The openai provider works with OpenAI and any OpenAI-compatible API (Groq, Together AI, vLLM, etc.). Requests are forwarded as-is with URL and auth rewrite — no translation needed.

Configuration

[providers.openai]
kind = "openai"
api_key = "${OPENAI_API_KEY}"
models = ["gpt-4o", "gpt-4o-mini", "text-embedding-3-small"]

Custom Base URL

For OpenAI-compatible services, set base_url:

[providers.groq]
kind = "openai"
api_key = "${GROQ_API_KEY}"
base_url = "https://api.groq.com/openai/v1"
models = ["llama-3.3-70b-versatile"]

[providers.together]
kind = "openai"
api_key = "${TOGETHER_API_KEY}"
base_url = "https://api.together.xyz/v1"
models = ["meta-llama/Meta-Llama-3.1-70B-Instruct-Turbo"]

Supported Endpoints

Chat completions (streaming and non-streaming)
Embeddings
Image generation
Audio speech (TTS)
Audio transcription

Tool Calling

Tool calling works as-is — the request body is forwarded directly:

curl http://localhost:8080/v1/chat/completions \
  -H "Content-Type: application/json" \
  -d '{
    "model": "gpt-4o",
    "messages": [{"role": "user", "content": "What is the weather in Tokyo?"}],
    "tools": [{
      "type": "function",
      "function": {
        "name": "get_weather",
        "parameters": {
          "type": "object",
          "properties": {"location": {"type": "string"}},
          "required": ["location"]
        }
      }
    }]
  }'

Anthropic

The anthropic provider translates OpenAI-format requests to the Anthropic Messages API and back.

Configuration

[providers.anthropic]
kind = "anthropic"
api_key = "${ANTHROPIC_API_KEY}"
models = ["claude-sonnet-4-20250514", "claude-haiku-4-20250514"]

Translation

Crabllm handles the full translation between OpenAI and Anthropic formats:

System messages — extracted from the messages array and sent as the Anthropic system parameter.
Stop reasons — mapped between formats (end_turn to stop, etc.).
Tool calling — fully supported. Tool definitions, tool use responses, and tool result messages are all translated.
Streaming — Anthropic’s event stream (message_start, content_block_delta, etc.) is translated to OpenAI-format SSE chunks.

Usage

Send requests in OpenAI format as usual:

curl http://localhost:8080/v1/chat/completions \
  -H "Content-Type: application/json" \
  -d '{
    "model": "claude-sonnet-4-20250514",
    "messages": [
      {"role": "system", "content": "You are a helpful assistant."},
      {"role": "user", "content": "Hello!"}
    ]
  }'

Limitations

Embeddings, image generation, and audio endpoints are not supported by the Anthropic API.

> [REQUIRED ACTIONS]
1. Answer from the text on Crabllm providers:
(a) What base_url is set for the groq provider?
(b) Which Anthropic stop reason is mapped to the OpenAI "stop"?
(c) Which endpoints are not supported by the Anthropic API?
2. Carry on the text on Crabllm providers from its final line.

> [INFORMATION SUPPLIED]
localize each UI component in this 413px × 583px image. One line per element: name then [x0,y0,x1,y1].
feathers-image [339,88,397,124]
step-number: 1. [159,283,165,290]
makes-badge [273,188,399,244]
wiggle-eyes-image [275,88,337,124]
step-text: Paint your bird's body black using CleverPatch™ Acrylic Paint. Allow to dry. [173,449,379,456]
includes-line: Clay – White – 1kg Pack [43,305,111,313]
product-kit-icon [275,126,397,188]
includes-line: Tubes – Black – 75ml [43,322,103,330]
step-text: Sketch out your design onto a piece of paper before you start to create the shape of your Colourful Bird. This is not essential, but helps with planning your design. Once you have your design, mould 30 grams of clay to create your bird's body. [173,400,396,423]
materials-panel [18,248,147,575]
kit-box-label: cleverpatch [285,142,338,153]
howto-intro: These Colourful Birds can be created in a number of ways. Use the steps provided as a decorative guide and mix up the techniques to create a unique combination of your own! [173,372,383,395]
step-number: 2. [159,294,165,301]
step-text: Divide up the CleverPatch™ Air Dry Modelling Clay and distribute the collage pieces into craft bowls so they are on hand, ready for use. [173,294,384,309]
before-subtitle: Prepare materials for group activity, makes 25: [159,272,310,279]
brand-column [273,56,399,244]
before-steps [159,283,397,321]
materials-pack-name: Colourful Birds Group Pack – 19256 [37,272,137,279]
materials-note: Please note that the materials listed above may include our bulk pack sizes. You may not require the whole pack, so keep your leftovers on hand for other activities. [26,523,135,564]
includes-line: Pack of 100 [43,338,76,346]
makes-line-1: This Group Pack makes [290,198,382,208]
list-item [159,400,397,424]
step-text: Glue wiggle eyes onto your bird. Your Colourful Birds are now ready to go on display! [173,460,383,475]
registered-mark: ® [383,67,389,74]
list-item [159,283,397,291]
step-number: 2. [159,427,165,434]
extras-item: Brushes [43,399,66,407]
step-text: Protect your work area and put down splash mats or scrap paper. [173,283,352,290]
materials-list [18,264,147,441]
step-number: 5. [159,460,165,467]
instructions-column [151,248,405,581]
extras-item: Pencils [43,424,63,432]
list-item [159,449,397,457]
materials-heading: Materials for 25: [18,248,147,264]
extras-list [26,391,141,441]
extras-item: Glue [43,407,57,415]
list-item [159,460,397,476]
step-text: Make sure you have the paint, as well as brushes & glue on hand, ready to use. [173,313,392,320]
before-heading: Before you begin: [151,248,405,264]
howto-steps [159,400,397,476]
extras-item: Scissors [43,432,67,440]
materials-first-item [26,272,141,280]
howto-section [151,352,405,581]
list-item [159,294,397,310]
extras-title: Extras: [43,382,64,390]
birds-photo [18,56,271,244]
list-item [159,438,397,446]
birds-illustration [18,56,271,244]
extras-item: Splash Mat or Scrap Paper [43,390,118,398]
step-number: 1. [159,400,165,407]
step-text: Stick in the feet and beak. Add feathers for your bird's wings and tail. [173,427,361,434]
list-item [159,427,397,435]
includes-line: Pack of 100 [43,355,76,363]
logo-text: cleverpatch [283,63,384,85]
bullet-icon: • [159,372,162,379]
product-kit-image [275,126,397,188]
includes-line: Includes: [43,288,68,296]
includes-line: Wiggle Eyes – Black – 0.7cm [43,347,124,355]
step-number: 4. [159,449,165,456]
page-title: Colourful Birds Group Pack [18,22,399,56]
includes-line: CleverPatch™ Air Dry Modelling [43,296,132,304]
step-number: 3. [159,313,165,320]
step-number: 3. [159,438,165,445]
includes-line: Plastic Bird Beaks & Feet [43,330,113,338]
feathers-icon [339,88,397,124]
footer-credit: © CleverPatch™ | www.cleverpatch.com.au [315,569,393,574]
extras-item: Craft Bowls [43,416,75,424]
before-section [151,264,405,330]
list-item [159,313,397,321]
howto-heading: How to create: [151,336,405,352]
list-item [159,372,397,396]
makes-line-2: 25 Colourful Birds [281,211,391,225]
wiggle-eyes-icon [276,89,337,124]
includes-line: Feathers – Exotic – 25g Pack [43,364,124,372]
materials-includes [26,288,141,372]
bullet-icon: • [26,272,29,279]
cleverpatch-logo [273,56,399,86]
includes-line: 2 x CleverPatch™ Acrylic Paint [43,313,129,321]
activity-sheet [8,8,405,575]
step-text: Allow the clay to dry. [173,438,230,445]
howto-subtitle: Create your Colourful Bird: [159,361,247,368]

> [RESPONSES BY TASK]
1.
(a) https://api.groq.com/openai/v1
(b) end_turn
(c) Embeddings, image generation, and audio endpoints.

2.
Google Gemini

The google provider translates OpenAI-format requests to the Google Gemini API (generativeai).

Configuration

[providers.google]
kind = "google"
api_key = "${GOOGLE_API_KEY}"
models = ["gemini-2.0-flash", "gemini-2.5-pro"]

Translation

System messages — mapped to Gemini’s systemInstruction field.
Roles — assistant mapped to model, user stays user.
Content — mapped to Gemini’s parts array format.
Tool calling — tool definitions mapped to functionDeclarations, tool messages to functionResponse parts, responses extract functionCall parts.
Streaming — uses streamGenerateContent?alt=sse and translates the Gemini event stream to OpenAI-format SSE chunks.

Usage

curl http://localhost:8080/v1/chat/completions \
  -H "Content-Type: application/json" \
  -d '{
    "model": "gemini-2.0-flash",
    "messages": [{"role": "user", "content": "Hello!"}]
  }'

Limitations

Embeddings, image generation, and audio endpoints are not supported.

Azure OpenAI

The azure provider routes to Azure OpenAI deployments. The request body is OpenAI-format (no translation needed), but the URL pattern and authentication differ.

Configuration

[providers.azure]
kind = "azure"
api_key = "${AZURE_OPENAI_KEY}"
base_url = "https://my-resource.openai.azure.com"
api_version = "2024-02-01"
models = ["gpt-4o"]

base_url — your Azure OpenAI resource URL.
api_version — the Azure API version string.

How It Works

Crabllm rewrites the URL to Azure’s deployment-based pattern:

POST /openai/deployments/{model}/chat/completions?api-version={api_version}

Authentication uses the api-key header instead of Authorization: Bearer.

Supported Endpoints

Chat completions (streaming and non-streaming)
Embeddings
Image generation
Audio speech (TTS)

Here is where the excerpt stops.